What is asked:
1. Edit the Jordanian industrial sector article from the words "Citation Information" through the words "Journal, 21(S2), 1-9.", replacing "Citation Information" with "Reference Details".
2. Continue the Jordanian industrial sector article from the point where it stops.

Text provided:
Academy of Strategic Management Journal (Print ISSN: 1544-1458; Online ISSN: 1939-6104)

Research Article: 2022 Vol: 21 Issue: 2S

Conceptual Paper on Corporate Environmental Performance as Mediating between Innovation and Financial Performance in Jordanian Industrial Sector

Maher Mohammad Ahmad Alnaim, University Malaysia Terengganu

Farizah Sulong, University Malaysia Terengganu

Zalailah Salleh, University Malaysia Terengganu

Ghaith Abdulraheem Ali Alsheikh, Amman Arab University

Keywords

Financial Performance, Environmental Performance, Innovation, Industrial Sector, Jordan

Citation Information

Alnaim, M.M.A., Sulong, F., Salleh, Z., & Ali Alsheikh, G.A. (2022). Conceptual Paper on Corporate Environmental Performance as Mediating between Innovation and Financial Performance in Jordanian Industrial Sector. Academy of Strategic Management Journal, 21(S2), 1-9.

Abstract

Environmentally friendly firms opt for publishing their environmental and financial performance in their annual reports, illustrating the actual performance of the company. Such information is an important fodder for stakeholders. In relation to this, corporate boards and managers need to improve effective informative procedure to manage issues stemming from the management-shareholders connection. In this study, the relationships between innovation, corporate environmental performance, and corporate financial performance. Moreover, the study provided a description of the relationships among the mentioned factors, integrated under NRBV theory. The study also provided an extensive review of current literature, pertaining to the quantitative findings obtained from examining financial performance in the Jordanian Industrial Sector. Based on the findings, a positive relationship exists between innovation, and corporate financial performance, with corporate environmental performance as having a positive mediating role on the relationship between innovation, and corporate financial performance. In sum, innovation and corporate environmental performance are major factors to be considered by industrial sector desirous of maintaining their survival in the current competitive marketplace.

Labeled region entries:
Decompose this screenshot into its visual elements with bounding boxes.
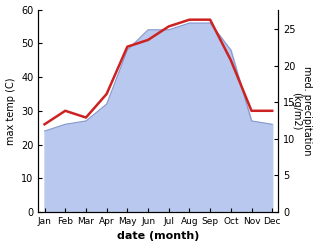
X-axis label: date (month): date (month) [117, 231, 200, 242]
Y-axis label: max temp (C): max temp (C) [5, 77, 16, 144]
Y-axis label: med. precipitation
(kg/m2): med. precipitation (kg/m2) [291, 66, 313, 156]
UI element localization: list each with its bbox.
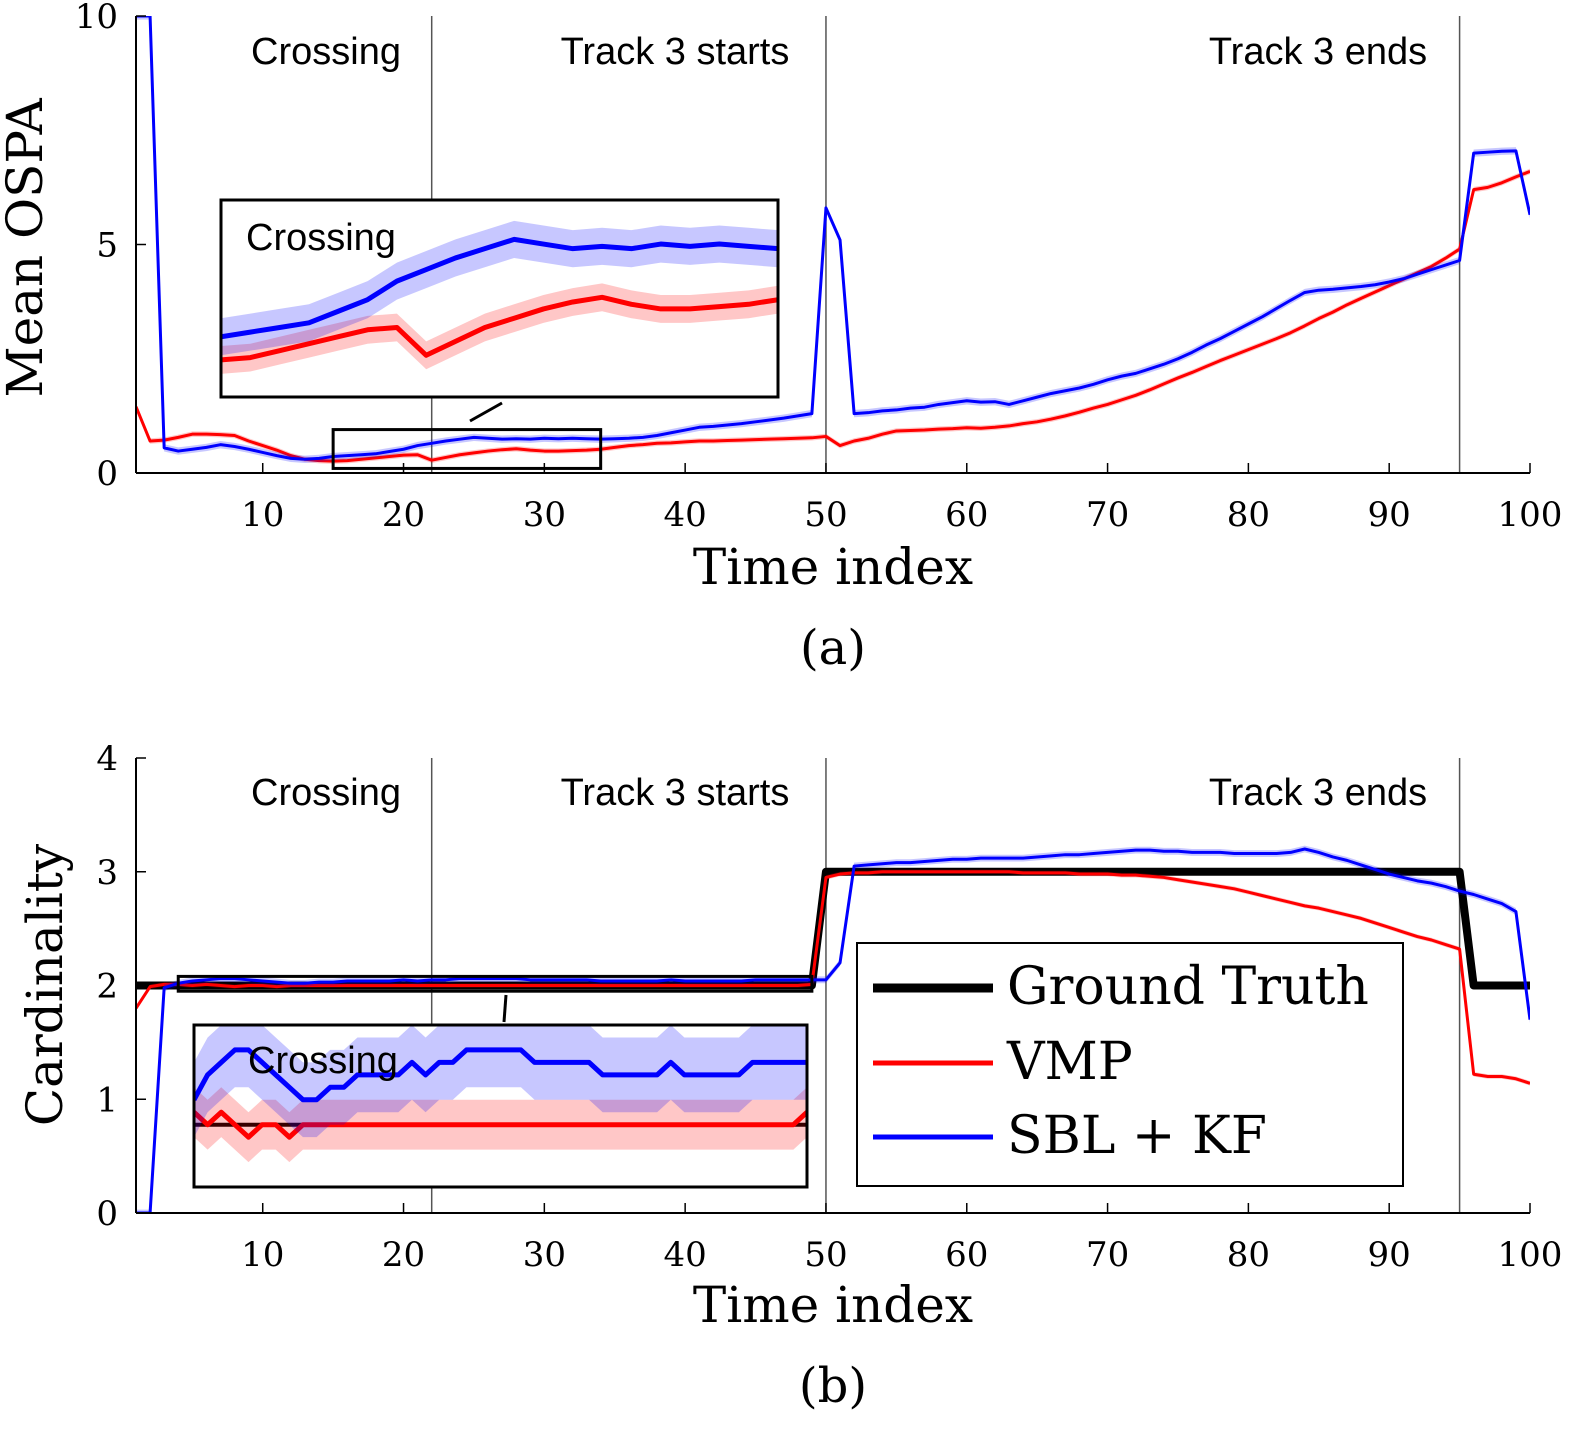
annotations: Crossing Track 3 starts Track 3 ends: [251, 31, 1427, 73]
y-tick-label: 5: [96, 226, 118, 266]
annotation-track-3-starts: Track 3 starts: [561, 772, 790, 814]
annotation-track-3-ends: Track 3 ends: [1209, 772, 1427, 814]
x-tick-label: 10: [241, 1235, 284, 1275]
x-tick-label: 90: [1368, 1235, 1411, 1275]
inset-background: [221, 200, 778, 397]
inset-line-vmp: [221, 294, 778, 363]
inset-zoom: Crossing: [219, 198, 780, 399]
y-tick-label: 10: [75, 0, 118, 37]
x-tick-label: 60: [945, 1235, 988, 1275]
y-tick-label: 0: [96, 454, 118, 494]
x-tick-label: 20: [382, 495, 425, 535]
x-tick-label: 30: [523, 1235, 566, 1275]
inset-line-sbl-kf: [221, 236, 778, 340]
x-tick-label: 70: [1086, 1235, 1129, 1275]
x-tick-label: 40: [664, 1235, 707, 1275]
series-line-sbl-kf: [136, 16, 1530, 461]
y-tick-label: 3: [96, 853, 118, 893]
inset-source-box: [176, 974, 814, 1023]
y-axis-label: Cardinality: [16, 843, 74, 1126]
panel-b-cardinality: Crossing 10 20 30 40 50 60 70 80 90 100 0 1 2 3 4 Cro…: [16, 739, 1562, 1414]
x-tick-label: 100: [1498, 495, 1563, 535]
inset-band-sbl-kf: [221, 220, 778, 356]
inset-frame: [219, 198, 780, 399]
series-group: [136, 845, 1530, 1214]
x-tick-label: 10: [241, 495, 284, 535]
x-tick-label: 30: [523, 495, 566, 535]
inset-series-group: [221, 220, 778, 374]
x-tick-labels: 10 20 30 40 50 60 70 80 90 100: [241, 1203, 1562, 1275]
y-axis-label: Mean OSPA: [0, 98, 54, 398]
y-tick-labels: 0 5 10: [75, 0, 146, 494]
legend-label-ground-truth: Ground Truth: [1007, 957, 1369, 1017]
series-line-sbl-kf: [136, 847, 1530, 1214]
inset-source-rect: [331, 428, 603, 470]
inset-title: Crossing: [246, 217, 396, 259]
legend: Ground Truth VMP SBL + KF: [856, 942, 1404, 1187]
inset-series-group: [194, 1025, 807, 1163]
series-group: [136, 16, 1530, 464]
y-tick-label: 2: [96, 967, 118, 1007]
inset-source-rect: [176, 974, 814, 993]
y-tick-labels: 0 1 2 3 4: [96, 739, 146, 1234]
inset-title: Crossing: [248, 1040, 398, 1082]
y-tick-label: 1: [96, 1080, 118, 1120]
x-tick-label: 40: [664, 495, 707, 535]
inset-zoom: Crossing: [192, 1023, 809, 1189]
x-tick-label: 60: [945, 495, 988, 535]
series-line-vmp: [136, 870, 1530, 1085]
panel-caption: (a): [800, 620, 866, 676]
x-tick-label: 90: [1368, 495, 1411, 535]
legend-label-vmp: VMP: [1006, 1032, 1133, 1092]
inset-connector: [502, 994, 508, 1023]
x-tick-label: 70: [1086, 495, 1129, 535]
x-tick-label: 80: [1227, 1235, 1270, 1275]
inset-line-sbl-kf: [194, 1047, 807, 1103]
x-tick-labels: 10 20 30 40 50 60 70 80 90 100: [241, 463, 1562, 535]
legend-label-sbl-kf: SBL + KF: [1007, 1106, 1267, 1166]
x-tick-label: 100: [1498, 1235, 1563, 1275]
x-axis-label: Time index: [693, 538, 973, 596]
x-tick-label: 50: [804, 1235, 847, 1275]
y-tick-label: 0: [96, 1194, 118, 1234]
annotation-crossing: Crossing: [251, 31, 401, 73]
inset-source-box: [331, 401, 603, 470]
x-tick-label: 50: [804, 495, 847, 535]
x-tick-label: 80: [1227, 495, 1270, 535]
inset-line-vmp: [194, 1109, 807, 1140]
inset-band-sbl-kf: [194, 1025, 807, 1138]
inset-connector: [469, 401, 503, 423]
series-line-vmp: [136, 169, 1530, 463]
inset-frame: [192, 1023, 809, 1189]
x-axis-label: Time index: [693, 1276, 973, 1334]
x-tick-label: 20: [382, 1235, 425, 1275]
annotations: Crossing Track 3 starts Track 3 ends: [251, 772, 1427, 814]
panel-a-ospa: Crossing 10 20 30 40 50 60 70 80 90 100 0 5 10 Cros…: [0, 0, 1562, 676]
annotation-crossing: Crossing: [251, 772, 401, 814]
annotation-track-3-ends: Track 3 ends: [1209, 31, 1427, 73]
panel-caption: (b): [799, 1358, 867, 1414]
annotation-track-3-starts: Track 3 starts: [561, 31, 790, 73]
y-tick-label: 4: [96, 739, 118, 779]
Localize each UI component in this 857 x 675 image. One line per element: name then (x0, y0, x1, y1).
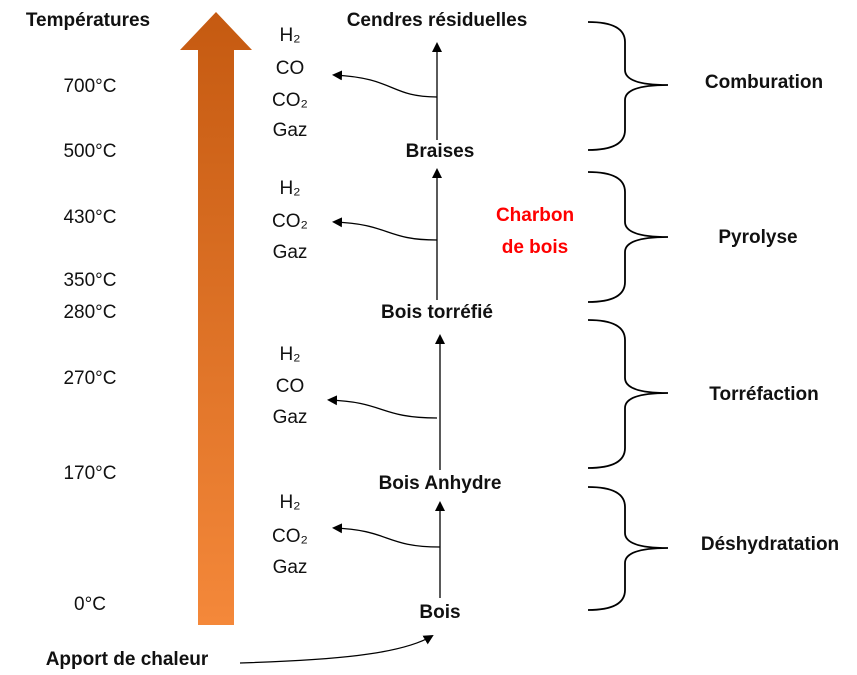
temperature: 270°C (63, 368, 116, 389)
gas: CO (276, 376, 305, 397)
gas: Gaz (273, 557, 308, 578)
temperature: 350°C (63, 270, 116, 291)
brace (587, 21, 669, 151)
stage: Bois (419, 602, 460, 623)
gas-arrow (327, 395, 438, 419)
temperature: 430°C (63, 207, 116, 228)
stage: Cendres résiduelles (347, 10, 528, 31)
gas-arrow (332, 523, 441, 548)
temperature: 170°C (63, 463, 116, 484)
stage: Bois torréfié (381, 302, 493, 323)
gas: CO (276, 58, 305, 79)
stage: Braises (406, 141, 475, 162)
heat-arrow (180, 12, 252, 625)
gas: H₂ (279, 492, 300, 513)
product: de bois (502, 237, 569, 258)
gas: Gaz (273, 242, 308, 263)
temperature: 0°C (74, 594, 106, 615)
phase: Torréfaction (709, 384, 818, 405)
gas: H₂ (279, 178, 300, 199)
temperature: 280°C (63, 302, 116, 323)
heat-curve (239, 634, 434, 664)
gas: Gaz (273, 120, 308, 141)
phase: Pyrolyse (718, 227, 797, 248)
product: Charbon (496, 205, 574, 226)
brace (587, 486, 669, 611)
phase: Déshydratation (701, 534, 839, 555)
title: Températures (26, 10, 150, 31)
gas: CO₂ (272, 526, 308, 547)
gas: H₂ (279, 344, 300, 365)
gas-arrow (332, 70, 438, 98)
gas: CO₂ (272, 211, 308, 232)
gas: CO₂ (272, 90, 308, 111)
gas: H₂ (279, 25, 300, 46)
heat-source: Apport de chaleur (46, 649, 209, 670)
brace (587, 319, 669, 469)
phase: Comburation (705, 72, 823, 93)
temperature: 700°C (63, 76, 116, 97)
temperature: 500°C (63, 141, 116, 162)
gas-arrow (332, 217, 438, 241)
gas: Gaz (273, 407, 308, 428)
stage: Bois Anhydre (379, 473, 502, 494)
brace (587, 171, 669, 303)
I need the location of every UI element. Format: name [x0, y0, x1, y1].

Expected responses:
1.
Reference Details

Alnaim, M.M.A., Sulong, F., Salleh, Z., & Ali Alsheikh, G.A. (2022). Conceptual Paper on Corporate Environmental Performance as Mediating between Innovation and Financial Performance in Jordanian Industrial Sector. Academy of Strategic Management Journal, 21(S2), 1-9.

2.
Introduction

In this research, the main focus is directed towards Corporate Environmental Performance (CEP)-a topic that has gained increasing attention in the past few decades (Muhammad, Scrimgeour, Reddy & Abdin, 2016). The topic has primary implications on the structuring of corporate environmental policies and related policies to the company’s financial performance. In regards to this, the companies opting for a switch from clean production to green and environment-friendly productions (Eweje, 2017) have been the focus of research in light of the opinions of their management, stakeholders and shareholders on environmental dependable plans (Darnall, Henriques & Sadorsky, 2010). Findings from scientific studies indicate the presence of hazardous factors that influence the development of the economy and the natural resources. In relation to this, regulatory entities are exerting efforts to review legislations dedicated to the control of corporate environmental breaches (Yang, Wang, Zhou & Jiang, 2018), More recently, there have been waves of criticisms aimed towards the business community (including shareholders) with regards to the formations and awareness of environmental influences. Despite such awareness, the influence remains ambiguous (Joudeh, Almubaideen & Alroud, 2018; OECD, 2018).

According to Baliardi (2013), innovation strategy rivals are distinct from each other in terms of their sizes–in that if the company is augmented, innovation effects on financial performance also changes. Hence, it can be stated that regardless of new technology acceptance, with the increase in the size of the company, the innovation effects on the financial performance will increase. The outcomes have considerable implications to management for the achievement of higher business performance through continuous innovation. Also, the innovation-financial performance relationship holds high interest in the circles of consultant and government affirmative associations.

Past studies evidenced the positive innovation-profitability and competitive advantage relationship (specifically processing and producing innovation) that could culminate in improved financial performance (e.g., Bao, Sheng & Zhao, 2012; Gunday, Ulusoy, Kilic & Alpkan, 2011; Lopez-Mielgo, Montes-Peon & Vazquez-Ordas, 2009).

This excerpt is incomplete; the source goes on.